**Data supplied**
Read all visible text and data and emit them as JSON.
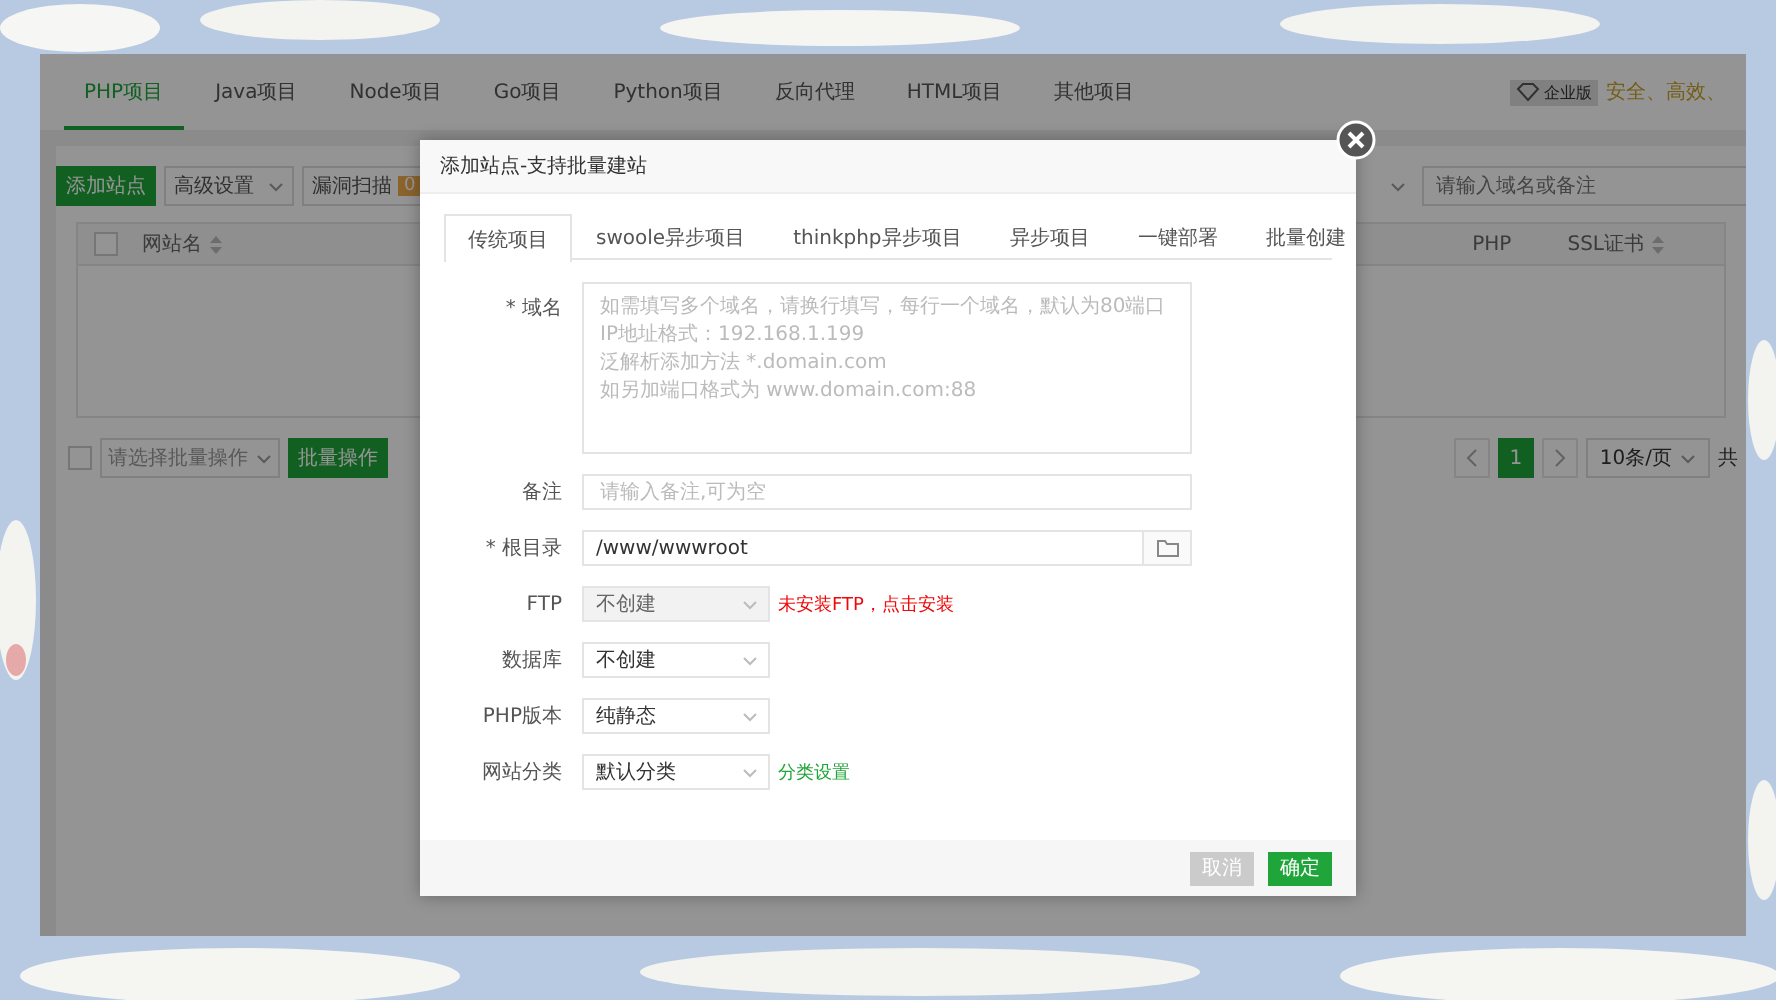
{
  "top_tabs": [
    {
      "label": "PHP项目",
      "selected": true
    },
    {
      "label": "Java项目",
      "selected": false
    },
    {
      "label": "Node项目",
      "selected": false
    },
    {
      "label": "Go项目",
      "selected": false
    },
    {
      "label": "Python项目",
      "selected": false
    },
    {
      "label": "反向代理",
      "selected": false
    },
    {
      "label": "HTML项目",
      "selected": false
    },
    {
      "label": "其他项目",
      "selected": false
    }
  ],
  "edition": {
    "badge": "企业版",
    "slogan": "安全、高效、"
  },
  "toolbar": {
    "add_button": "添加站点",
    "settings_dropdown": "高级设置",
    "scan_button": "漏洞扫描",
    "scan_count": "0",
    "search": {
      "placeholder": "请输入域名或备注"
    }
  },
  "table": {
    "select_all": {
      "checked": false
    },
    "columns": [
      {
        "label": "网站名",
        "sortable": true
      },
      {
        "label": "PHP",
        "sortable": false
      },
      {
        "label": "SSL证书",
        "sortable": true
      }
    ]
  },
  "table_footer": {
    "row_checkbox": {
      "checked": false
    },
    "batch_select": {
      "placeholder": "请选择批量操作"
    },
    "batch_button": "批量操作",
    "pages": [
      {
        "label": "1",
        "selected": true
      }
    ],
    "page_size": "10条/页",
    "total": "共"
  },
  "dialog": {
    "title": "添加站点-支持批量建站",
    "tabs": [
      {
        "label": "传统项目",
        "selected": true
      },
      {
        "label": "swoole异步项目",
        "selected": false
      },
      {
        "label": "thinkphp异步项目",
        "selected": false
      },
      {
        "label": "异步项目",
        "selected": false
      },
      {
        "label": "一键部署",
        "selected": false
      },
      {
        "label": "批量创建",
        "selected": false
      }
    ],
    "fields": [
      {
        "kind": "textarea",
        "label": "* 域名",
        "placeholder": "如需填写多个域名，请换行填写，每行一个域名，默认为80端口\nIP地址格式：192.168.1.199\n泛解析添加方法 *.domain.com\n如另加端口格式为 www.domain.com:88"
      },
      {
        "kind": "input",
        "label": "备注",
        "placeholder": "请输入备注,可为空"
      },
      {
        "kind": "path",
        "label": "* 根目录",
        "value": "/www/wwwroot"
      },
      {
        "kind": "select",
        "label": "FTP",
        "value": "不创建",
        "disabled": true,
        "note": {
          "text": "未安装FTP，点击安装",
          "kind": "error"
        }
      },
      {
        "kind": "select",
        "label": "数据库",
        "value": "不创建",
        "disabled": false
      },
      {
        "kind": "select",
        "label": "PHP版本",
        "value": "纯静态",
        "disabled": false
      },
      {
        "kind": "select",
        "label": "网站分类",
        "value": "默认分类",
        "disabled": false,
        "note": {
          "text": "分类设置",
          "kind": "link"
        }
      }
    ],
    "buttons": [
      {
        "label": "取消",
        "kind": "secondary"
      },
      {
        "label": "确定",
        "kind": "primary"
      }
    ]
  }
}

**Problem**
Pictures in the records must not appear in the copy; transcribe everything else precisely.

**Exercise answer**
Read all visible text and data and emit them as JSON.
{
  "top_tabs": [
    {
      "label": "PHP项目",
      "selected": true
    },
    {
      "label": "Java项目",
      "selected": false
    },
    {
      "label": "Node项目",
      "selected": false
    },
    {
      "label": "Go项目",
      "selected": false
    },
    {
      "label": "Python项目",
      "selected": false
    },
    {
      "label": "反向代理",
      "selected": false
    },
    {
      "label": "HTML项目",
      "selected": false
    },
    {
      "label": "其他项目",
      "selected": false
    }
  ],
  "edition": {
    "badge": "企业版",
    "slogan": "安全、高效、"
  },
  "toolbar": {
    "add_button": "添加站点",
    "settings_dropdown": "高级设置",
    "scan_button": "漏洞扫描",
    "scan_count": "0",
    "search": {
      "placeholder": "请输入域名或备注"
    }
  },
  "table": {
    "select_all": {
      "checked": false
    },
    "columns": [
      {
        "label": "网站名",
        "sortable": true
      },
      {
        "label": "PHP",
        "sortable": false
      },
      {
        "label": "SSL证书",
        "sortable": true
      }
    ]
  },
  "table_footer": {
    "row_checkbox": {
      "checked": false
    },
    "batch_select": {
      "placeholder": "请选择批量操作"
    },
    "batch_button": "批量操作",
    "pages": [
      {
        "label": "1",
        "selected": true
      }
    ],
    "page_size": "10条/页",
    "total": "共"
  },
  "dialog": {
    "title": "添加站点-支持批量建站",
    "tabs": [
      {
        "label": "传统项目",
        "selected": true
      },
      {
        "label": "swoole异步项目",
        "selected": false
      },
      {
        "label": "thinkphp异步项目",
        "selected": false
      },
      {
        "label": "异步项目",
        "selected": false
      },
      {
        "label": "一键部署",
        "selected": false
      },
      {
        "label": "批量创建",
        "selected": false
      }
    ],
    "fields": [
      {
        "kind": "textarea",
        "label": "* 域名",
        "placeholder": "如需填写多个域名，请换行填写，每行一个域名，默认为80端口\nIP地址格式：192.168.1.199\n泛解析添加方法 *.domain.com\n如另加端口格式为 www.domain.com:88"
      },
      {
        "kind": "input",
        "label": "备注",
        "placeholder": "请输入备注,可为空"
      },
      {
        "kind": "path",
        "label": "* 根目录",
        "value": "/www/wwwroot"
      },
      {
        "kind": "select",
        "label": "FTP",
        "value": "不创建",
        "disabled": true,
        "note": {
          "text": "未安装FTP，点击安装",
          "kind": "error"
        }
      },
      {
        "kind": "select",
        "label": "数据库",
        "value": "不创建",
        "disabled": false
      },
      {
        "kind": "select",
        "label": "PHP版本",
        "value": "纯静态",
        "disabled": false
      },
      {
        "kind": "select",
        "label": "网站分类",
        "value": "默认分类",
        "disabled": false,
        "note": {
          "text": "分类设置",
          "kind": "link"
        }
      }
    ],
    "buttons": [
      {
        "label": "取消",
        "kind": "secondary"
      },
      {
        "label": "确定",
        "kind": "primary"
      }
    ]
  }
}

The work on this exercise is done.